Goal A:
Lay out the records as a Markdown table with the columns Row and Line, one record line per row and blank lines skipped. Begin at the first line of the records and stop after the line containing "bar-study-orange[interactable] bbox=[273, 338, 504, 360]", including that line.

Text segment:
FEDERAL LABOR RELATIONS AUTHORITY

WASHINGTON, D.C.

AMERICAN FEDERATION OF GOVERNMENT EMPLOYEES

LOCAL 2022

(Union)

and

U.S. DEPARTMENT OF THE ARMY

FORT CAMPBELL, KENTUCKY

(Agency)

0-AR-2213

DECISION

May 13, 1992

Before Chairman McKee and Members Talkin and Armendariz.

I. Statement of the Case

This matter is before the Authority on an exception to an award of Arbitrator Linda S. Byars filed by the Union under section 7122(a) of the Federal Service Labor-Management Relations Statute (the Statute) and part 2425 of the Authority's Rules and Regulations. The Agency filed an opposition to the Union's exception.

The Arbitrator determined that the grievance was untimely filed under the parties' collective bargaining agreement and dismissed the grievance. For the following reasons, we conclude that the Union's exception provides no basis for finding the award deficient. Accordingly, we will deny the exception.

II. Background and Arbitrator's Award

The grievant is a Helicopter Flight Simulation Training Instructor (instructor). In April 1990, the grievant and other instructors were informed by the Agency that funds they had received for overtime work on weekends would no longer be available. However, because there was a continuing need for instructors to work on weekends, the Agency met with the instructors and the Union "to discuss the alternatives available for meeting the weekend training schedule without using overtime funds." Award at 2. After discussing several alternatives, the parties agreed to implement a compressed workweek upon the expiration of an agreement that the Agency had with a contractor. In the meantime, until the compressed workweek could be implemented the parties agreed to give the instructors "the option of volunteering for compensatory time off." Id.

Goal B:
Repeat the labor arbitration decision above word for word.

Extracted data:
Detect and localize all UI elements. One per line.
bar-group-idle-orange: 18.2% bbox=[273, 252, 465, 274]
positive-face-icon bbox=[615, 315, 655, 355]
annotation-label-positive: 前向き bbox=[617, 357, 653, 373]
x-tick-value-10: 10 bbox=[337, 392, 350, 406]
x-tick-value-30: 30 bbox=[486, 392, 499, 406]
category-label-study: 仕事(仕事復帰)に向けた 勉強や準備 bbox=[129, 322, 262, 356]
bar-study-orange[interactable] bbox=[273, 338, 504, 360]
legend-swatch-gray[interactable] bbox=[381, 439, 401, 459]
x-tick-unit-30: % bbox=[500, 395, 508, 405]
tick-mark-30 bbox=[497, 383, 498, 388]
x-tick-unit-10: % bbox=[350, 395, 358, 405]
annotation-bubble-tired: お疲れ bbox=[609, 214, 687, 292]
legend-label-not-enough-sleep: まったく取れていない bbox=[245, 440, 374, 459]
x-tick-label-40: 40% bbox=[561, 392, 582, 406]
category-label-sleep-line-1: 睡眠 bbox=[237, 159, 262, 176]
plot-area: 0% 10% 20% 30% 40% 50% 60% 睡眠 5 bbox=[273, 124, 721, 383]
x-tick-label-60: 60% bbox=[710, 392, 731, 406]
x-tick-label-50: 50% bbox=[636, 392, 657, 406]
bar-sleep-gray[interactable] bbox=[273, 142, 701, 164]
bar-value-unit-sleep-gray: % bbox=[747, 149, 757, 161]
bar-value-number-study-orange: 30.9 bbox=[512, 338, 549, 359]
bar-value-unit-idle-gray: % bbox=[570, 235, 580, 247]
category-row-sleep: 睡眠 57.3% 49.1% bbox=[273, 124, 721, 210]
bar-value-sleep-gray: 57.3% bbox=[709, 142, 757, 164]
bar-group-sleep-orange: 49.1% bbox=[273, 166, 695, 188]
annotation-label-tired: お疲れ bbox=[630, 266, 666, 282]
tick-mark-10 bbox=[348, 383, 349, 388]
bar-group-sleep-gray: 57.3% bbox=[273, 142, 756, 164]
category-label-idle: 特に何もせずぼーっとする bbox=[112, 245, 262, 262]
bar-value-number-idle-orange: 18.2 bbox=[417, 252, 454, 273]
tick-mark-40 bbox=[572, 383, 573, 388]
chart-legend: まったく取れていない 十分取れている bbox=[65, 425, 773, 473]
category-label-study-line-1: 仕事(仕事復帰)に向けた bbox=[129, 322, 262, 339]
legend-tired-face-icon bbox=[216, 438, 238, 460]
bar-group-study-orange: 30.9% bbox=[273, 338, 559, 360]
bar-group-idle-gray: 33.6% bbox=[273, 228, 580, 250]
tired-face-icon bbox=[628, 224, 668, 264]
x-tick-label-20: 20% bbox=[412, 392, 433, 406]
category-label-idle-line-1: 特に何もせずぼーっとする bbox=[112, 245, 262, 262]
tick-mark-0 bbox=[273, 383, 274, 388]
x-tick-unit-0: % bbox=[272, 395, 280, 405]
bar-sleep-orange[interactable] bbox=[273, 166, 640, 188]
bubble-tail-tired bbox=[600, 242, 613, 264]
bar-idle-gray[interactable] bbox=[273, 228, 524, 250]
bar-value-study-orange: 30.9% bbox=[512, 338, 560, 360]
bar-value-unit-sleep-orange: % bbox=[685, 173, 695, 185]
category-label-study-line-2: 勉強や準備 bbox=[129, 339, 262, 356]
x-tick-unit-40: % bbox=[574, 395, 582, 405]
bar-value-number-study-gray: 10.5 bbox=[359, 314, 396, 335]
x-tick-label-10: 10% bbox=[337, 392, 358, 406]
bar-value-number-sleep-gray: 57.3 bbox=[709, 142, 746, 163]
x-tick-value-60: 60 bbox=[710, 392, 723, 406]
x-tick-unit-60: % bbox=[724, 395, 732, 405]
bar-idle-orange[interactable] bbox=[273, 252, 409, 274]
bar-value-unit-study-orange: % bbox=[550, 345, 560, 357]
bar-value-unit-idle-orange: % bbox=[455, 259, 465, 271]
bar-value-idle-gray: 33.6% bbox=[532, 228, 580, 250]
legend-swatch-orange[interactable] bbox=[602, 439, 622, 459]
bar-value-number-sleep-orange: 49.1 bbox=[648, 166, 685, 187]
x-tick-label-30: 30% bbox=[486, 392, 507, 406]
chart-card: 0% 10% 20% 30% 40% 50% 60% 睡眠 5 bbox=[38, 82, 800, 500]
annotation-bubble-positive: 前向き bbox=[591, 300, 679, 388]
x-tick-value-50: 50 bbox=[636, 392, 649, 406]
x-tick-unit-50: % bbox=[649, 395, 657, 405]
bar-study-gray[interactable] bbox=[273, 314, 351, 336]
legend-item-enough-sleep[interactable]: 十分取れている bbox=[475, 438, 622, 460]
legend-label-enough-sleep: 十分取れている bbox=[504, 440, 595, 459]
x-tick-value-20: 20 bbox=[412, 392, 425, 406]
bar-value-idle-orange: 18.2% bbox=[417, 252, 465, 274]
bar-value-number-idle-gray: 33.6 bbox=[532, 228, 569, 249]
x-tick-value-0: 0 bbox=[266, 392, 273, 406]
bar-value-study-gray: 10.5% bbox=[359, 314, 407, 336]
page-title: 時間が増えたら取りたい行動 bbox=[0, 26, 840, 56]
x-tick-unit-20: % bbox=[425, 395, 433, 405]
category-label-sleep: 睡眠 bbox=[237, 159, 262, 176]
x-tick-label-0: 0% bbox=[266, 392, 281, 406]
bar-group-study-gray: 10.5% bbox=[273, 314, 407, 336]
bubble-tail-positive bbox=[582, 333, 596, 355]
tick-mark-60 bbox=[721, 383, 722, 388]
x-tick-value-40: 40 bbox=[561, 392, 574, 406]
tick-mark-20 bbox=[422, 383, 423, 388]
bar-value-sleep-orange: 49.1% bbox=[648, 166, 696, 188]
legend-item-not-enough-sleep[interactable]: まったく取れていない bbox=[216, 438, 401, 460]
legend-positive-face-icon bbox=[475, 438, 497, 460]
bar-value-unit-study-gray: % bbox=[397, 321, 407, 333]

Full output A:
| Row | Line |
|---|---|
| 1 | Detect and localize all UI elements. One per line. |
| 2 | bar-group-idle-orange: 18.2% bbox=[273, 252, 465, 274] |
| 3 | positive-face-icon bbox=[615, 315, 655, 355] |
| 4 | annotation-label-positive: 前向き bbox=[617, 357, 653, 373] |
| 5 | x-tick-value-10: 10 bbox=[337, 392, 350, 406] |
| 6 | x-tick-value-30: 30 bbox=[486, 392, 499, 406] |
| 7 | category-label-study: 仕事(仕事復帰)に向けた 勉強や準備 bbox=[129, 322, 262, 356] |
| 8 | bar-study-orange[interactable] bbox=[273, 338, 504, 360] |

Full output B:
FEDERAL LABOR RELATIONS AUTHORITY

WASHINGTON, D.C.

AMERICAN FEDERATION OF GOVERNMENT EMPLOYEES

LOCAL 2022

(Union)

and

U.S. DEPARTMENT OF THE ARMY

FORT CAMPBELL, KENTUCKY

(Agency)

0-AR-2213

DECISION

May 13, 1992

Before Chairman McKee and Members Talkin and Armendariz.

I. Statement of the Case

This matter is before the Authority on an exception to an award of Arbitrator Linda S. Byars filed by the Union under section 7122(a) of the Federal Service Labor-Management Relations Statute (the Statute) and part 2425 of the Authority's Rules and Regulations. The Agency filed an opposition to the Union's exception.

The Arbitrator determined that the grievance was untimely filed under the parties' collective bargaining agreement and dismissed the grievance. For the following reasons, we conclude that the Union's exception provides no basis for finding the award deficient. Accordingly, we will deny the exception.

II. Background and Arbitrator's Award

The grievant is a Helicopter Flight Simulation Training Instructor (instructor). In April 1990, the grievant and other instructors were informed by the Agency that funds they had received for overtime work on weekends would no longer be available. However, because there was a continuing need for instructors to work on weekends, the Agency met with the instructors and the Union "to discuss the alternatives available for meeting the weekend training schedule without using overtime funds." Award at 2. After discussing several alternatives, the parties agreed to implement a compressed workweek upon the expiration of an agreement that the Agency had with a contractor. In the meantime, until the compressed workweek could be implemented the parties agreed to give the instructors "the option of volunteering for compensatory time off." Id.